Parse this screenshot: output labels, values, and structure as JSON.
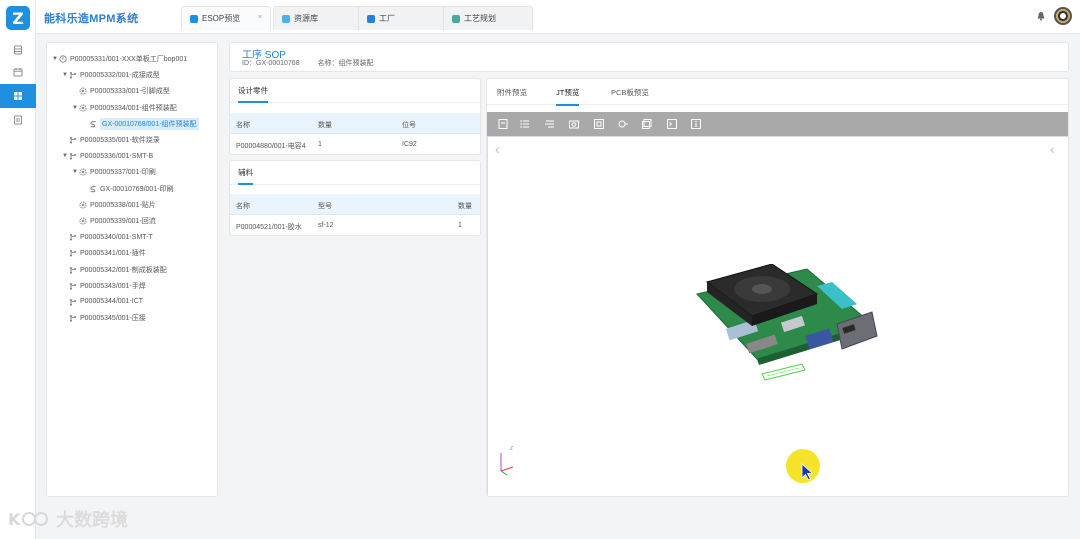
{
  "app": {
    "title": "能科乐造MPM系统",
    "logo_letter": "Z"
  },
  "rail": {
    "items": [
      "database-icon",
      "calendar-icon",
      "grid-icon",
      "document-icon"
    ],
    "active_index": 2,
    "active_color": "#1f8fe0"
  },
  "tabs": [
    {
      "label": "ESOP预览",
      "icon_color": "#1f8fe0",
      "closable": true,
      "close_glyph": "×"
    },
    {
      "label": "资源库",
      "icon_color": "#49b2e8",
      "closable": false
    },
    {
      "label": "工厂",
      "icon_color": "#2b7fd4",
      "closable": false
    },
    {
      "label": "工艺规划",
      "icon_color": "#4aa89a",
      "closable": false
    }
  ],
  "tree": {
    "nodes": [
      {
        "label": "P00005331/001-XXX单板工厂bop001",
        "level": 0,
        "arrow": "▼",
        "icon": "factory-icon"
      },
      {
        "label": "P00005332/001-成接成型",
        "level": 1,
        "arrow": "▼",
        "icon": "branch-icon"
      },
      {
        "label": "P00005333/001-引脚成型",
        "level": 2,
        "arrow": "",
        "icon": "gear-icon"
      },
      {
        "label": "P00005334/001-组件预装配",
        "level": 2,
        "arrow": "▼",
        "icon": "gear-icon"
      },
      {
        "label": "GX-00010768/001-组件预装配",
        "level": 3,
        "arrow": "",
        "icon": "process-icon",
        "selected": true
      },
      {
        "label": "P00005335/001-软件烧录",
        "level": 1,
        "arrow": "",
        "icon": "branch-icon"
      },
      {
        "label": "P00005336/001-SMT-B",
        "level": 1,
        "arrow": "▼",
        "icon": "branch-icon"
      },
      {
        "label": "P00005337/001-印刷",
        "level": 2,
        "arrow": "▼",
        "icon": "gear-icon"
      },
      {
        "label": "GX-00010769/001-印刷",
        "level": 3,
        "arrow": "",
        "icon": "process-icon"
      },
      {
        "label": "P00005338/001-贴片",
        "level": 2,
        "arrow": "",
        "icon": "gear-icon"
      },
      {
        "label": "P00005339/001-回流",
        "level": 2,
        "arrow": "",
        "icon": "gear-icon"
      },
      {
        "label": "P00005340/001-SMT-T",
        "level": 1,
        "arrow": "",
        "icon": "branch-icon"
      },
      {
        "label": "P00005341/001-插件",
        "level": 1,
        "arrow": "",
        "icon": "branch-icon"
      },
      {
        "label": "P00005342/001-制成板装配",
        "level": 1,
        "arrow": "",
        "icon": "branch-icon"
      },
      {
        "label": "P00005343/001-手焊",
        "level": 1,
        "arrow": "",
        "icon": "branch-icon"
      },
      {
        "label": "P00005344/001-ICT",
        "level": 1,
        "arrow": "",
        "icon": "branch-icon"
      },
      {
        "label": "P00005345/001-压接",
        "level": 1,
        "arrow": "",
        "icon": "branch-icon"
      }
    ]
  },
  "info": {
    "title": "工序 SOP",
    "id_text": "ID：GX-00010768",
    "name_text": "名称：组件预装配"
  },
  "design_parts": {
    "title": "设计零件",
    "headers": [
      "名称",
      "数量",
      "位号"
    ],
    "rows": [
      [
        "P00004880/001-电容4",
        "1",
        "IC92"
      ]
    ]
  },
  "auxiliary": {
    "title": "辅料",
    "headers": [
      "名称",
      "型号",
      "数量"
    ],
    "rows": [
      [
        "P00004521/001-胶水",
        "sf-12",
        "1"
      ]
    ]
  },
  "viewer": {
    "tabs": [
      "附件预览",
      "JT预览",
      "PCB板预览"
    ],
    "active_tab": 1,
    "toolbar_icons": [
      "fit-icon",
      "list-icon",
      "layers-icon",
      "camera-icon",
      "frame-icon",
      "settings-icon",
      "copy-icon",
      "terminal-icon",
      "info-icon"
    ],
    "nav_prev": "‹",
    "nav_next": "‹",
    "toolbar_color": "#a9a9a9",
    "axis_label": "Z"
  },
  "watermark": {
    "text": "大数跨境"
  }
}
# # # # #
Goal: Output the lines above in full and exactly as given, omitting any pictures.

Result for this task:
Parse this screenshot: output labels, values, and structure as JSON.
{
  "app": {
    "title": "能科乐造MPM系统",
    "logo_letter": "Z"
  },
  "rail": {
    "items": [
      "database-icon",
      "calendar-icon",
      "grid-icon",
      "document-icon"
    ],
    "active_index": 2,
    "active_color": "#1f8fe0"
  },
  "tabs": [
    {
      "label": "ESOP预览",
      "icon_color": "#1f8fe0",
      "closable": true,
      "close_glyph": "×"
    },
    {
      "label": "资源库",
      "icon_color": "#49b2e8",
      "closable": false
    },
    {
      "label": "工厂",
      "icon_color": "#2b7fd4",
      "closable": false
    },
    {
      "label": "工艺规划",
      "icon_color": "#4aa89a",
      "closable": false
    }
  ],
  "tree": {
    "nodes": [
      {
        "label": "P00005331/001-XXX单板工厂bop001",
        "level": 0,
        "arrow": "▼",
        "icon": "factory-icon"
      },
      {
        "label": "P00005332/001-成接成型",
        "level": 1,
        "arrow": "▼",
        "icon": "branch-icon"
      },
      {
        "label": "P00005333/001-引脚成型",
        "level": 2,
        "arrow": "",
        "icon": "gear-icon"
      },
      {
        "label": "P00005334/001-组件预装配",
        "level": 2,
        "arrow": "▼",
        "icon": "gear-icon"
      },
      {
        "label": "GX-00010768/001-组件预装配",
        "level": 3,
        "arrow": "",
        "icon": "process-icon",
        "selected": true
      },
      {
        "label": "P00005335/001-软件烧录",
        "level": 1,
        "arrow": "",
        "icon": "branch-icon"
      },
      {
        "label": "P00005336/001-SMT-B",
        "level": 1,
        "arrow": "▼",
        "icon": "branch-icon"
      },
      {
        "label": "P00005337/001-印刷",
        "level": 2,
        "arrow": "▼",
        "icon": "gear-icon"
      },
      {
        "label": "GX-00010769/001-印刷",
        "level": 3,
        "arrow": "",
        "icon": "process-icon"
      },
      {
        "label": "P00005338/001-贴片",
        "level": 2,
        "arrow": "",
        "icon": "gear-icon"
      },
      {
        "label": "P00005339/001-回流",
        "level": 2,
        "arrow": "",
        "icon": "gear-icon"
      },
      {
        "label": "P00005340/001-SMT-T",
        "level": 1,
        "arrow": "",
        "icon": "branch-icon"
      },
      {
        "label": "P00005341/001-插件",
        "level": 1,
        "arrow": "",
        "icon": "branch-icon"
      },
      {
        "label": "P00005342/001-制成板装配",
        "level": 1,
        "arrow": "",
        "icon": "branch-icon"
      },
      {
        "label": "P00005343/001-手焊",
        "level": 1,
        "arrow": "",
        "icon": "branch-icon"
      },
      {
        "label": "P00005344/001-ICT",
        "level": 1,
        "arrow": "",
        "icon": "branch-icon"
      },
      {
        "label": "P00005345/001-压接",
        "level": 1,
        "arrow": "",
        "icon": "branch-icon"
      }
    ]
  },
  "info": {
    "title": "工序 SOP",
    "id_text": "ID：GX-00010768",
    "name_text": "名称：组件预装配"
  },
  "design_parts": {
    "title": "设计零件",
    "headers": [
      "名称",
      "数量",
      "位号"
    ],
    "rows": [
      [
        "P00004880/001-电容4",
        "1",
        "IC92"
      ]
    ]
  },
  "auxiliary": {
    "title": "辅料",
    "headers": [
      "名称",
      "型号",
      "数量"
    ],
    "rows": [
      [
        "P00004521/001-胶水",
        "sf-12",
        "1"
      ]
    ]
  },
  "viewer": {
    "tabs": [
      "附件预览",
      "JT预览",
      "PCB板预览"
    ],
    "active_tab": 1,
    "toolbar_icons": [
      "fit-icon",
      "list-icon",
      "layers-icon",
      "camera-icon",
      "frame-icon",
      "settings-icon",
      "copy-icon",
      "terminal-icon",
      "info-icon"
    ],
    "nav_prev": "‹",
    "nav_next": "‹",
    "toolbar_color": "#a9a9a9",
    "axis_label": "Z"
  },
  "watermark": {
    "text": "大数跨境"
  }
}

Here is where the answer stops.